[Figure collection entries]
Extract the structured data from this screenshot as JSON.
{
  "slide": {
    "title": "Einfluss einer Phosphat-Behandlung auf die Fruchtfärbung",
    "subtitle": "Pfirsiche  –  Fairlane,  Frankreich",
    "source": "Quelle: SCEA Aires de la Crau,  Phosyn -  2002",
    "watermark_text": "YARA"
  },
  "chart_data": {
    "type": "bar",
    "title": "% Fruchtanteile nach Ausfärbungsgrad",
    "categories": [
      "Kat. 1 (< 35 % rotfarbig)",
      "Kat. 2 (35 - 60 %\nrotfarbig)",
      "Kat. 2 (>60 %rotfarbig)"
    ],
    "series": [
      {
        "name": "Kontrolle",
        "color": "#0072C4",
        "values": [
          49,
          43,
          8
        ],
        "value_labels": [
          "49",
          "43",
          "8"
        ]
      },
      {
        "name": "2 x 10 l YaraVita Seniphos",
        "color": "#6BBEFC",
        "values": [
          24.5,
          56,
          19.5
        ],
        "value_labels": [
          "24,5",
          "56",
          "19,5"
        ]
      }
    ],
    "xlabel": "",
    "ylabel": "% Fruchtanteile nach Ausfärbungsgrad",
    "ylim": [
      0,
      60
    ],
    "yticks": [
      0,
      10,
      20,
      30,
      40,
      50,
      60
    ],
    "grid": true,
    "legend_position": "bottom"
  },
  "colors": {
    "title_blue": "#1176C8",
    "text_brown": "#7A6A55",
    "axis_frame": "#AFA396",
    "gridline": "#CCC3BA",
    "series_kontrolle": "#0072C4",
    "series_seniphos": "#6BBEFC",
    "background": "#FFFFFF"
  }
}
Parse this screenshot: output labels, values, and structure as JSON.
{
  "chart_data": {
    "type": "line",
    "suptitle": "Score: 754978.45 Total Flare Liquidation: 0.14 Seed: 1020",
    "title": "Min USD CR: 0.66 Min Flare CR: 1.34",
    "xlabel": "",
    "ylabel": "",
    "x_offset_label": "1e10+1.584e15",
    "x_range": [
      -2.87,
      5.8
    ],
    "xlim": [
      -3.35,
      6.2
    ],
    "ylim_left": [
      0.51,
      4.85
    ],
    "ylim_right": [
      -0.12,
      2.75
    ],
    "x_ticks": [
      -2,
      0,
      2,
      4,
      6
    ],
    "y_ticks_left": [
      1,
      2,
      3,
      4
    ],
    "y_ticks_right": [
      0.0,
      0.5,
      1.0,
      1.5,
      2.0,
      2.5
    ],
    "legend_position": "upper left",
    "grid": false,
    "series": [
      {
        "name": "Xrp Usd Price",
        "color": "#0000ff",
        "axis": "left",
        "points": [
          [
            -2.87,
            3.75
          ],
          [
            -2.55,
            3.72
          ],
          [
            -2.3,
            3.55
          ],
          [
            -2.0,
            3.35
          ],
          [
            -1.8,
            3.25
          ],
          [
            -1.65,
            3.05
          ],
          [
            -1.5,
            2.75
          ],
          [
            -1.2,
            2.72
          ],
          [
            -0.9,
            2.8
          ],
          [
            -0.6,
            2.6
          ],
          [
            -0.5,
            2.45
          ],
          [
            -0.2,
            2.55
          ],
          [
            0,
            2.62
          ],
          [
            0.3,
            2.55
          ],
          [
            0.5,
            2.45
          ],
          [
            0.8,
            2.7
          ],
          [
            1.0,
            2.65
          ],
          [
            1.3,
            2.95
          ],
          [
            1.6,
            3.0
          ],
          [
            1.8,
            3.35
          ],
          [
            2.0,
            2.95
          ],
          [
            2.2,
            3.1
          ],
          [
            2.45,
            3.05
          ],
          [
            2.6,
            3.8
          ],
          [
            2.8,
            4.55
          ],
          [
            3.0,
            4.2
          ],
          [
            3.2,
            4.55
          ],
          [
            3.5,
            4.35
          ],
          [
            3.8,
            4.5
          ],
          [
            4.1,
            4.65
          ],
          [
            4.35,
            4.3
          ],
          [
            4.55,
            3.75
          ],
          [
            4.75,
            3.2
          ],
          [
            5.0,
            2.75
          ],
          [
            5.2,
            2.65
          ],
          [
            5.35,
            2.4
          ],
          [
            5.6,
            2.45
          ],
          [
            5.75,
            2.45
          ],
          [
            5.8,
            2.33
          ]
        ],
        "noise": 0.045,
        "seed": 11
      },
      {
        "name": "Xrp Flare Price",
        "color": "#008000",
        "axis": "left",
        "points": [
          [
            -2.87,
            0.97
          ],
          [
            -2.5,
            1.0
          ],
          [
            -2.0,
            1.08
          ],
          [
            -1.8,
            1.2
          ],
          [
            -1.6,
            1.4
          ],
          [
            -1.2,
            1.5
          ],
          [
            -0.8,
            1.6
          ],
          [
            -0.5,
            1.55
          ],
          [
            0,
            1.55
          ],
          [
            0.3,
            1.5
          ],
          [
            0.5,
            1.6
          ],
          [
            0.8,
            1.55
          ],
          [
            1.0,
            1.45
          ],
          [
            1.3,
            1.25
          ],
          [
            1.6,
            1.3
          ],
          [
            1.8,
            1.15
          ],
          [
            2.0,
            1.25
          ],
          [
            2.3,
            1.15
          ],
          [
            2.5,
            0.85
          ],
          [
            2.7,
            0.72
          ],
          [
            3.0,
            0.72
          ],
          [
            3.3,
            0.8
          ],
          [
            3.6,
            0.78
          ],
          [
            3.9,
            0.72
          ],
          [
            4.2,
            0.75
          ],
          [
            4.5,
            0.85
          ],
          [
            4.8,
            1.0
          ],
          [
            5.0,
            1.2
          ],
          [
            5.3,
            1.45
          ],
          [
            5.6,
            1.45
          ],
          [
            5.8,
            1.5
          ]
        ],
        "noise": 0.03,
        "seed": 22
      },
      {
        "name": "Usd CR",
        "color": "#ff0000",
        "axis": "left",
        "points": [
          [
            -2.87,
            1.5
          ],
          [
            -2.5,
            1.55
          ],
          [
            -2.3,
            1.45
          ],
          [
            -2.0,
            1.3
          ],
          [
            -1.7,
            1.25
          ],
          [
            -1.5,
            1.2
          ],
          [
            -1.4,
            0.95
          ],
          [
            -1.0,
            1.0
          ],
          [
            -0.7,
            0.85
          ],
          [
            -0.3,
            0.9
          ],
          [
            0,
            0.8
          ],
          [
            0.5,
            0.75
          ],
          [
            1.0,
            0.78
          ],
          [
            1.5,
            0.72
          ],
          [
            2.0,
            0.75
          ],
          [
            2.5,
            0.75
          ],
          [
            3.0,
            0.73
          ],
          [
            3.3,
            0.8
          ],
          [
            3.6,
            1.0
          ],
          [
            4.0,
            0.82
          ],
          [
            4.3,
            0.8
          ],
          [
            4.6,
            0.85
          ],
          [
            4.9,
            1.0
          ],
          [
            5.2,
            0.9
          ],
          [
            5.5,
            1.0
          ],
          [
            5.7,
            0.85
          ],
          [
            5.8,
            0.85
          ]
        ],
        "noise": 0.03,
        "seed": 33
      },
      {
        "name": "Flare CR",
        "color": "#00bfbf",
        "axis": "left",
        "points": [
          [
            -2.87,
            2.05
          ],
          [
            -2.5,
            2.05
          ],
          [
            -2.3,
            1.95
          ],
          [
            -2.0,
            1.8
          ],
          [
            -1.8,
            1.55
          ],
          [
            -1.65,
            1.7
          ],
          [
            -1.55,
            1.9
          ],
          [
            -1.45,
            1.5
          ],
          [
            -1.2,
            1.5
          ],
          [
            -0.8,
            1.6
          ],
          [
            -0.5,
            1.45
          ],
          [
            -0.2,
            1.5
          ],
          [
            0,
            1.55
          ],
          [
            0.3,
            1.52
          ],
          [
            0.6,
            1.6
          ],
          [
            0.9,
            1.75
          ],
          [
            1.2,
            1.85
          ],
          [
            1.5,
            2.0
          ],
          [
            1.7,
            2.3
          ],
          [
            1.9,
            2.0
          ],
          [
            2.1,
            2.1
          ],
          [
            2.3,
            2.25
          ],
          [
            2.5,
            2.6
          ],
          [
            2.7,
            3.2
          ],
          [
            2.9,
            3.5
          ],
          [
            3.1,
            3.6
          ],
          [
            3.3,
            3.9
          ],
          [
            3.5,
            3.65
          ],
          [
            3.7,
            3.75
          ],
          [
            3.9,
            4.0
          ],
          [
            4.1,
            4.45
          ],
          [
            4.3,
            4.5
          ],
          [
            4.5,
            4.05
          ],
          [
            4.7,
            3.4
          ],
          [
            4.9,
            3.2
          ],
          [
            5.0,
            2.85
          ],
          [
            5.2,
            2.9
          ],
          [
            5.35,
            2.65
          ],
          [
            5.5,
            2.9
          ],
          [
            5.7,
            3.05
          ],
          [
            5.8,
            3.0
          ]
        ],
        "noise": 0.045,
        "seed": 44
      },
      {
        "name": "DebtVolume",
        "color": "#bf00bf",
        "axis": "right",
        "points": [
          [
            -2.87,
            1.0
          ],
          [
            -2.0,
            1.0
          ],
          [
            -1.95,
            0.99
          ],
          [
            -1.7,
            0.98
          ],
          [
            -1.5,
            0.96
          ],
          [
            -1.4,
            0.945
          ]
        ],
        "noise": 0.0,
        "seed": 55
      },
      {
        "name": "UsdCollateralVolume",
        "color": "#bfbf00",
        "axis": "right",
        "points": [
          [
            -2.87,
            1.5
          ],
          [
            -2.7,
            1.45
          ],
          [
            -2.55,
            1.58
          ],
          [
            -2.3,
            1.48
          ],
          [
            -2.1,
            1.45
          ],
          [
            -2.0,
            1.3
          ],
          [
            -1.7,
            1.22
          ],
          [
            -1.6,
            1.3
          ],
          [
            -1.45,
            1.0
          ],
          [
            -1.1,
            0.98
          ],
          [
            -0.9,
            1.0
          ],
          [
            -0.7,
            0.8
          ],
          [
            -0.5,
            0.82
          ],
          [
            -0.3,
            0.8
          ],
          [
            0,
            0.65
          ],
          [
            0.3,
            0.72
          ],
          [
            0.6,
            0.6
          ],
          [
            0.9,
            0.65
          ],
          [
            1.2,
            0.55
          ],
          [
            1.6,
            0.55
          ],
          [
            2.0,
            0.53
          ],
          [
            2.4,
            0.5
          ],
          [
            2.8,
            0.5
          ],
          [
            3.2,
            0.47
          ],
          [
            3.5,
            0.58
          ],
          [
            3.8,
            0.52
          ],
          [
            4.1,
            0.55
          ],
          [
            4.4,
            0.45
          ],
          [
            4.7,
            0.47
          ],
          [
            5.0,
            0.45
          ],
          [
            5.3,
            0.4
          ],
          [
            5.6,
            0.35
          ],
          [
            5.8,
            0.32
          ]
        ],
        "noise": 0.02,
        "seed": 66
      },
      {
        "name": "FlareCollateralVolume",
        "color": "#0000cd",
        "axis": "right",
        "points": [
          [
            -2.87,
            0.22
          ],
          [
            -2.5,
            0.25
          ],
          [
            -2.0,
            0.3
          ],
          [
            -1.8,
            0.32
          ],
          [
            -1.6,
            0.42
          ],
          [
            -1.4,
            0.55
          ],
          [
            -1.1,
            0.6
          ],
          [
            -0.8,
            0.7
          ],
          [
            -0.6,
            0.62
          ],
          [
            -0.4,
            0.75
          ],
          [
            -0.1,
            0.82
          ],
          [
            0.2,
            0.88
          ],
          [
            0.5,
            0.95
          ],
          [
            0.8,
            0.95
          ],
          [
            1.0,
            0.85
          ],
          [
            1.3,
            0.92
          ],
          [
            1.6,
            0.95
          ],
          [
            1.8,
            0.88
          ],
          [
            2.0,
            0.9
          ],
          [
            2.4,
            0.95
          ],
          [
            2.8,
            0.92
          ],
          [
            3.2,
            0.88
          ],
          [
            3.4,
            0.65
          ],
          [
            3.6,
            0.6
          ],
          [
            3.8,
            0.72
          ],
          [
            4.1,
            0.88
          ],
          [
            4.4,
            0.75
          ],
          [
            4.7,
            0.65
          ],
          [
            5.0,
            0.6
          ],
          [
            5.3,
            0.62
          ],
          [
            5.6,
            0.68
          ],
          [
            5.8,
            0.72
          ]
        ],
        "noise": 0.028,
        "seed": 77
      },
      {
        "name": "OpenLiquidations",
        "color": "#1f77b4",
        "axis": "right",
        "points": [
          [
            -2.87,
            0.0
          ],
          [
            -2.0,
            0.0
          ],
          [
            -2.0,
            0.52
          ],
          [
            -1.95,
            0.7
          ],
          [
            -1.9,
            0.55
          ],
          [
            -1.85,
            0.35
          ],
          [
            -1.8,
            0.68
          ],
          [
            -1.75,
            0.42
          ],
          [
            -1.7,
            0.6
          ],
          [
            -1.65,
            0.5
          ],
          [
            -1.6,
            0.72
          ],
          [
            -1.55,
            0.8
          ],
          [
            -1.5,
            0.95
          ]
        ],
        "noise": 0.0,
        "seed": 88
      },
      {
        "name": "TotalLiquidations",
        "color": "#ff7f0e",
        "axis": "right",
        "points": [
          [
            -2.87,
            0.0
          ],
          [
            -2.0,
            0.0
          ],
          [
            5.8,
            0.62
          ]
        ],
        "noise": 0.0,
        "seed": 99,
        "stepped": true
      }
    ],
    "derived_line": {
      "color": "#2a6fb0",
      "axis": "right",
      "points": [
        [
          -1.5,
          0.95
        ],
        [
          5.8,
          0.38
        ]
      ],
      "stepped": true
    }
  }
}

# Work to do
Tally how many lines of the material contain the word "Ausfärbungsgrad". The answer must be the number and nothing else.

# Task result
2